_THE REQUEST_
Type out the data exactly as given. Skip any image.

_EXTRACTED INFORMATION_
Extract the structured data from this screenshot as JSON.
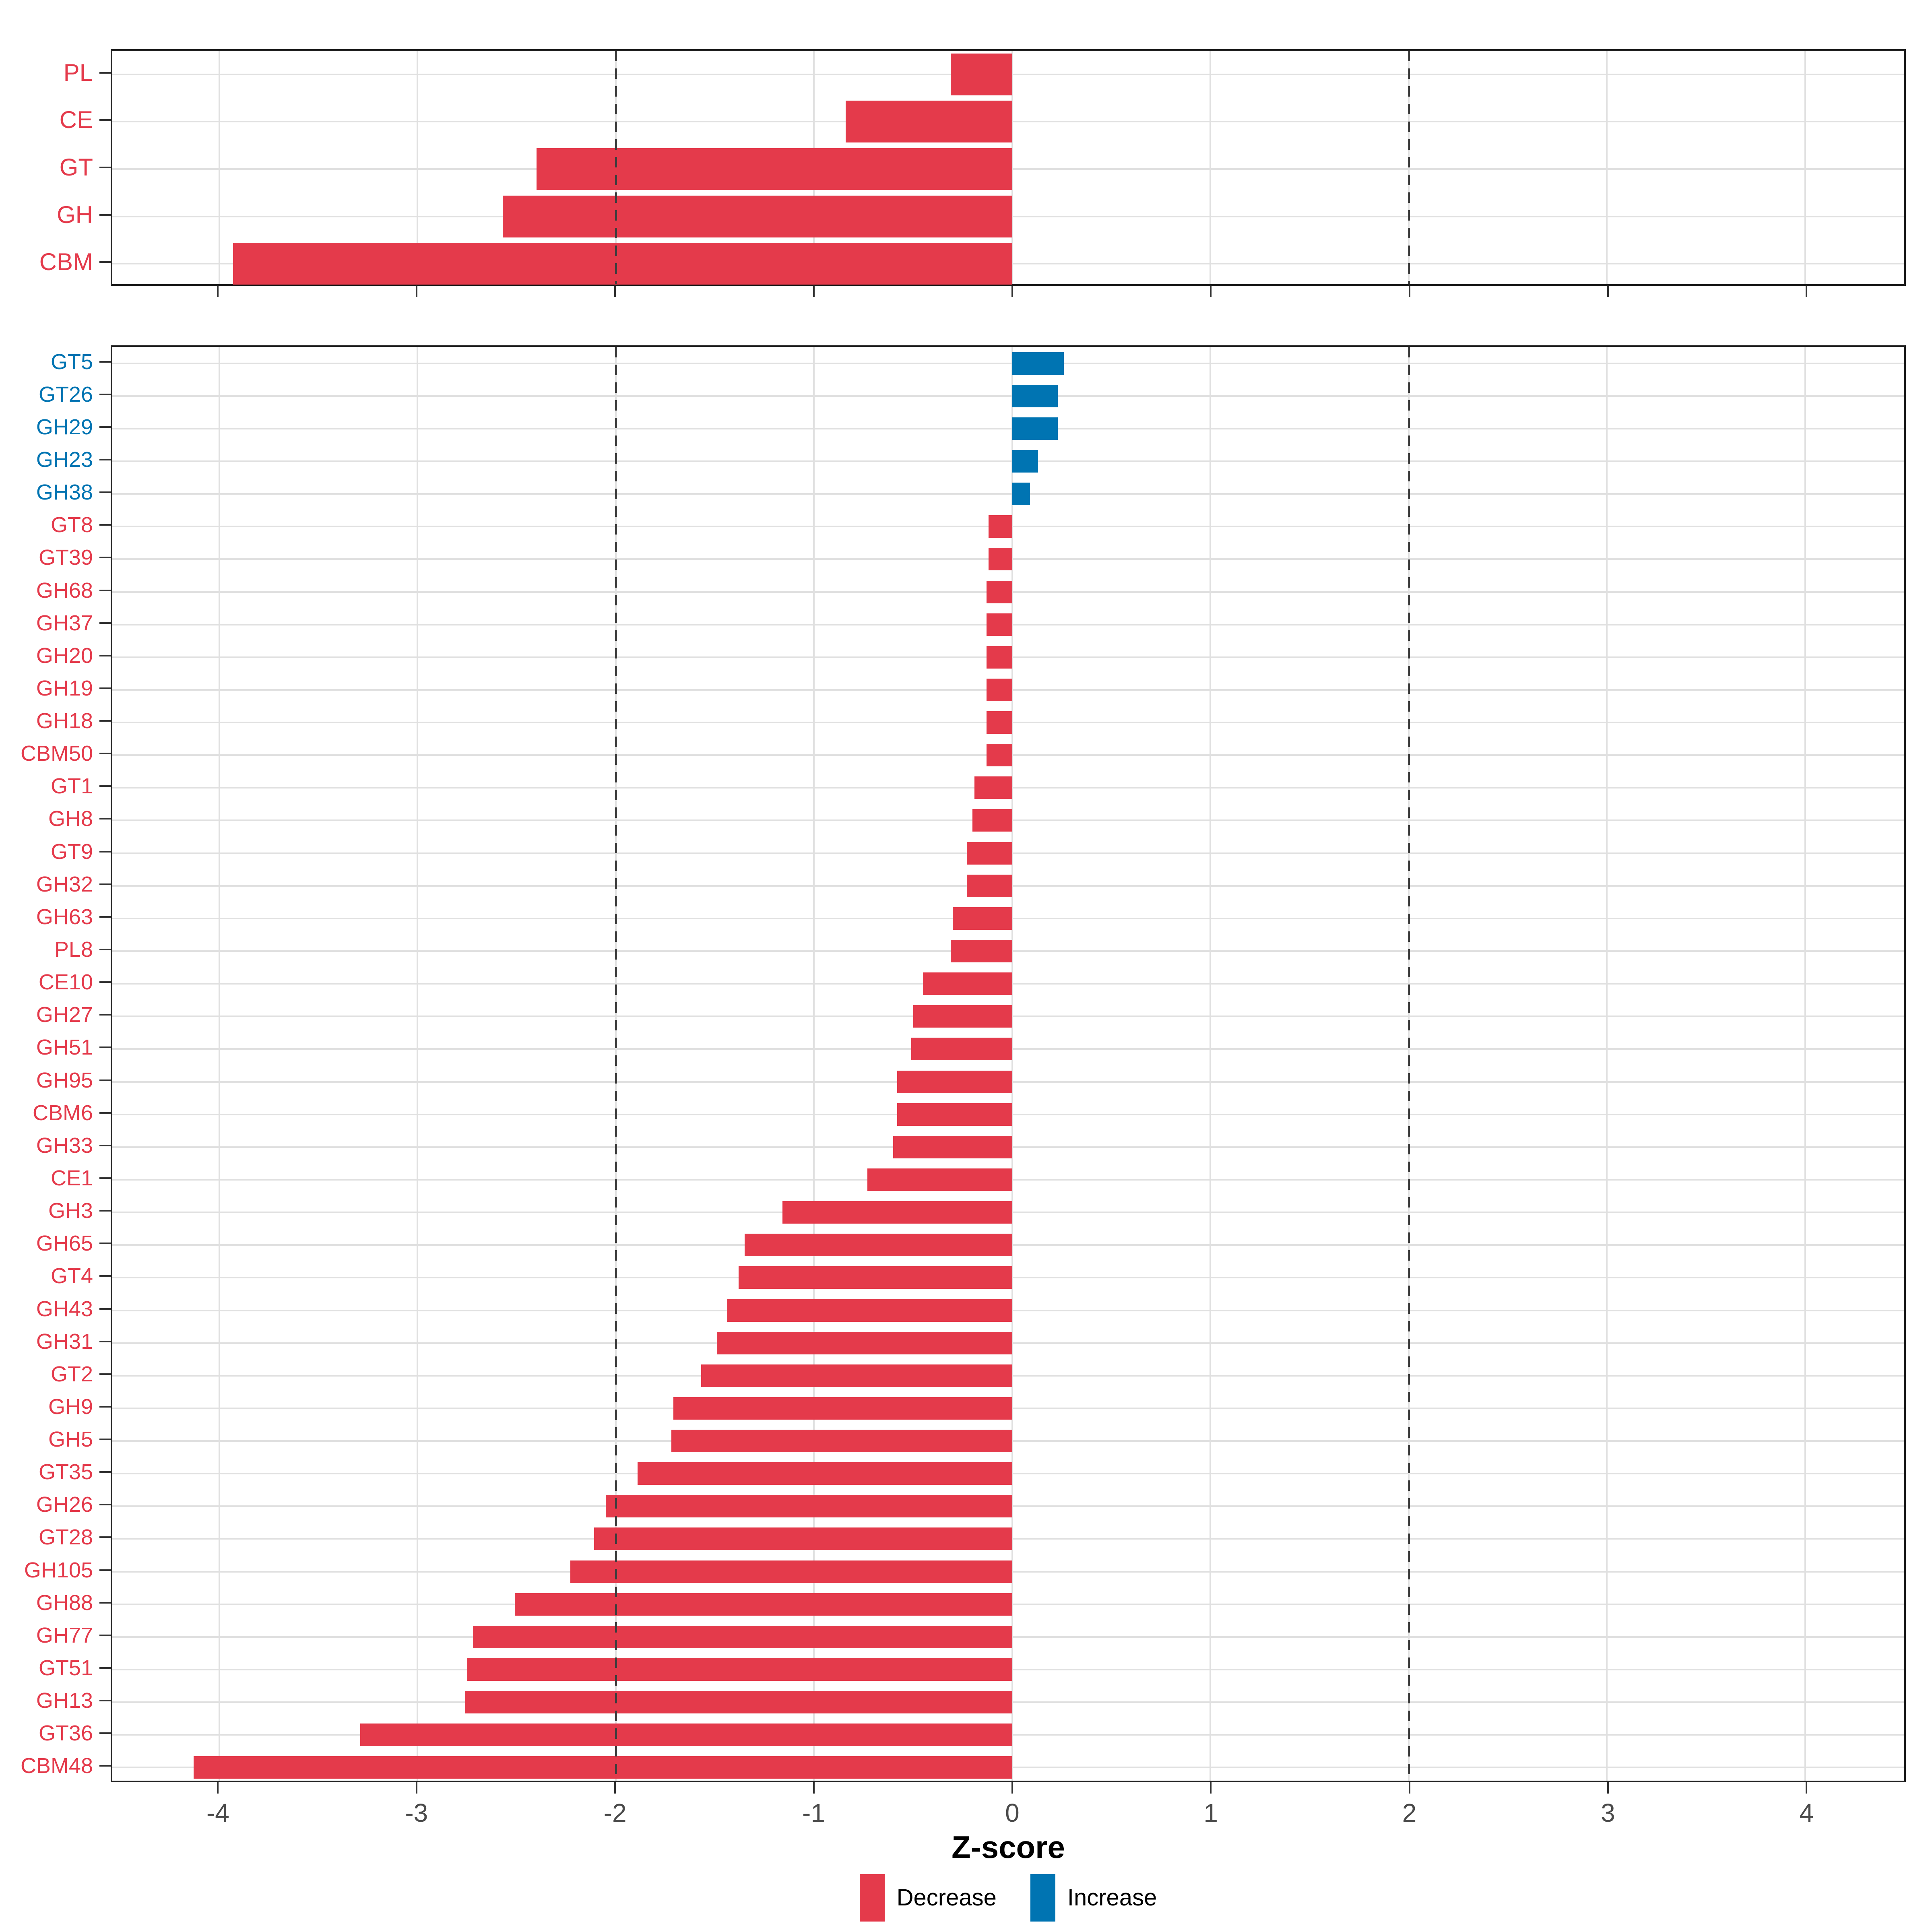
{
  "figure": {
    "background": "#ffffff"
  },
  "axis": {
    "title": "Z-score",
    "tick_values": [
      -4,
      -3,
      -2,
      -1,
      0,
      1,
      2,
      3,
      4
    ],
    "xlim": [
      -4.54,
      4.5
    ],
    "reference_lines": [
      -2,
      2
    ],
    "grid": true
  },
  "legend": {
    "position": "bottom-center",
    "items": [
      {
        "label": "Decrease",
        "key": "decrease"
      },
      {
        "label": "Increase",
        "key": "increase"
      }
    ]
  },
  "colors": {
    "decrease": "#e43a4b",
    "increase": "#0074b2",
    "grid": "#e0e0e0",
    "reference_line": "#3d3d3d",
    "panel_border": "#1f1f1f",
    "tick": "#333333",
    "tick_label": "#4a4a4a",
    "axis_title": "#000000"
  },
  "chart_data": [
    {
      "type": "bar",
      "orientation": "horizontal",
      "panel": "cazyme-class",
      "title": "",
      "xlabel": "Z-score",
      "ylabel": "",
      "xlim": [
        -4.54,
        4.5
      ],
      "legend_note": "red = Decrease (negative Z-score), blue = Increase (positive Z-score)",
      "categories": [
        "PL",
        "CE",
        "GT",
        "GH",
        "CBM"
      ],
      "values": [
        -0.31,
        -0.84,
        -2.4,
        -2.57,
        -3.93
      ]
    },
    {
      "type": "bar",
      "orientation": "horizontal",
      "panel": "cazyme-family",
      "title": "",
      "xlabel": "Z-score",
      "ylabel": "",
      "xlim": [
        -4.54,
        4.5
      ],
      "legend_note": "red = Decrease (negative Z-score), blue = Increase (positive Z-score)",
      "categories": [
        "GT5",
        "GT26",
        "GH29",
        "GH23",
        "GH38",
        "GT8",
        "GT39",
        "GH68",
        "GH37",
        "GH20",
        "GH19",
        "GH18",
        "CBM50",
        "GT1",
        "GH8",
        "GT9",
        "GH32",
        "GH63",
        "PL8",
        "CE10",
        "GH27",
        "GH51",
        "GH95",
        "CBM6",
        "GH33",
        "CE1",
        "GH3",
        "GH65",
        "GT4",
        "GH43",
        "GH31",
        "GT2",
        "GH9",
        "GH5",
        "GT35",
        "GH26",
        "GT28",
        "GH105",
        "GH88",
        "GH77",
        "GT51",
        "GH13",
        "GT36",
        "CBM48"
      ],
      "values": [
        0.26,
        0.23,
        0.23,
        0.13,
        0.09,
        -0.12,
        -0.12,
        -0.13,
        -0.13,
        -0.13,
        -0.13,
        -0.13,
        -0.13,
        -0.19,
        -0.2,
        -0.23,
        -0.23,
        -0.3,
        -0.31,
        -0.45,
        -0.5,
        -0.51,
        -0.58,
        -0.58,
        -0.6,
        -0.73,
        -1.16,
        -1.35,
        -1.38,
        -1.44,
        -1.49,
        -1.57,
        -1.71,
        -1.72,
        -1.89,
        -2.05,
        -2.11,
        -2.23,
        -2.51,
        -2.72,
        -2.75,
        -2.76,
        -3.29,
        -4.13
      ]
    }
  ]
}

_COMPLETE RESPONSE_
Extract the structured data from this screenshot as JSON.
{
  "figure": {
    "background": "#ffffff"
  },
  "axis": {
    "title": "Z-score",
    "tick_values": [
      -4,
      -3,
      -2,
      -1,
      0,
      1,
      2,
      3,
      4
    ],
    "xlim": [
      -4.54,
      4.5
    ],
    "reference_lines": [
      -2,
      2
    ],
    "grid": true
  },
  "legend": {
    "position": "bottom-center",
    "items": [
      {
        "label": "Decrease",
        "key": "decrease"
      },
      {
        "label": "Increase",
        "key": "increase"
      }
    ]
  },
  "colors": {
    "decrease": "#e43a4b",
    "increase": "#0074b2",
    "grid": "#e0e0e0",
    "reference_line": "#3d3d3d",
    "panel_border": "#1f1f1f",
    "tick": "#333333",
    "tick_label": "#4a4a4a",
    "axis_title": "#000000"
  },
  "chart_data": [
    {
      "type": "bar",
      "orientation": "horizontal",
      "panel": "cazyme-class",
      "title": "",
      "xlabel": "Z-score",
      "ylabel": "",
      "xlim": [
        -4.54,
        4.5
      ],
      "legend_note": "red = Decrease (negative Z-score), blue = Increase (positive Z-score)",
      "categories": [
        "PL",
        "CE",
        "GT",
        "GH",
        "CBM"
      ],
      "values": [
        -0.31,
        -0.84,
        -2.4,
        -2.57,
        -3.93
      ]
    },
    {
      "type": "bar",
      "orientation": "horizontal",
      "panel": "cazyme-family",
      "title": "",
      "xlabel": "Z-score",
      "ylabel": "",
      "xlim": [
        -4.54,
        4.5
      ],
      "legend_note": "red = Decrease (negative Z-score), blue = Increase (positive Z-score)",
      "categories": [
        "GT5",
        "GT26",
        "GH29",
        "GH23",
        "GH38",
        "GT8",
        "GT39",
        "GH68",
        "GH37",
        "GH20",
        "GH19",
        "GH18",
        "CBM50",
        "GT1",
        "GH8",
        "GT9",
        "GH32",
        "GH63",
        "PL8",
        "CE10",
        "GH27",
        "GH51",
        "GH95",
        "CBM6",
        "GH33",
        "CE1",
        "GH3",
        "GH65",
        "GT4",
        "GH43",
        "GH31",
        "GT2",
        "GH9",
        "GH5",
        "GT35",
        "GH26",
        "GT28",
        "GH105",
        "GH88",
        "GH77",
        "GT51",
        "GH13",
        "GT36",
        "CBM48"
      ],
      "values": [
        0.26,
        0.23,
        0.23,
        0.13,
        0.09,
        -0.12,
        -0.12,
        -0.13,
        -0.13,
        -0.13,
        -0.13,
        -0.13,
        -0.13,
        -0.19,
        -0.2,
        -0.23,
        -0.23,
        -0.3,
        -0.31,
        -0.45,
        -0.5,
        -0.51,
        -0.58,
        -0.58,
        -0.6,
        -0.73,
        -1.16,
        -1.35,
        -1.38,
        -1.44,
        -1.49,
        -1.57,
        -1.71,
        -1.72,
        -1.89,
        -2.05,
        -2.11,
        -2.23,
        -2.51,
        -2.72,
        -2.75,
        -2.76,
        -3.29,
        -4.13
      ]
    }
  ]
}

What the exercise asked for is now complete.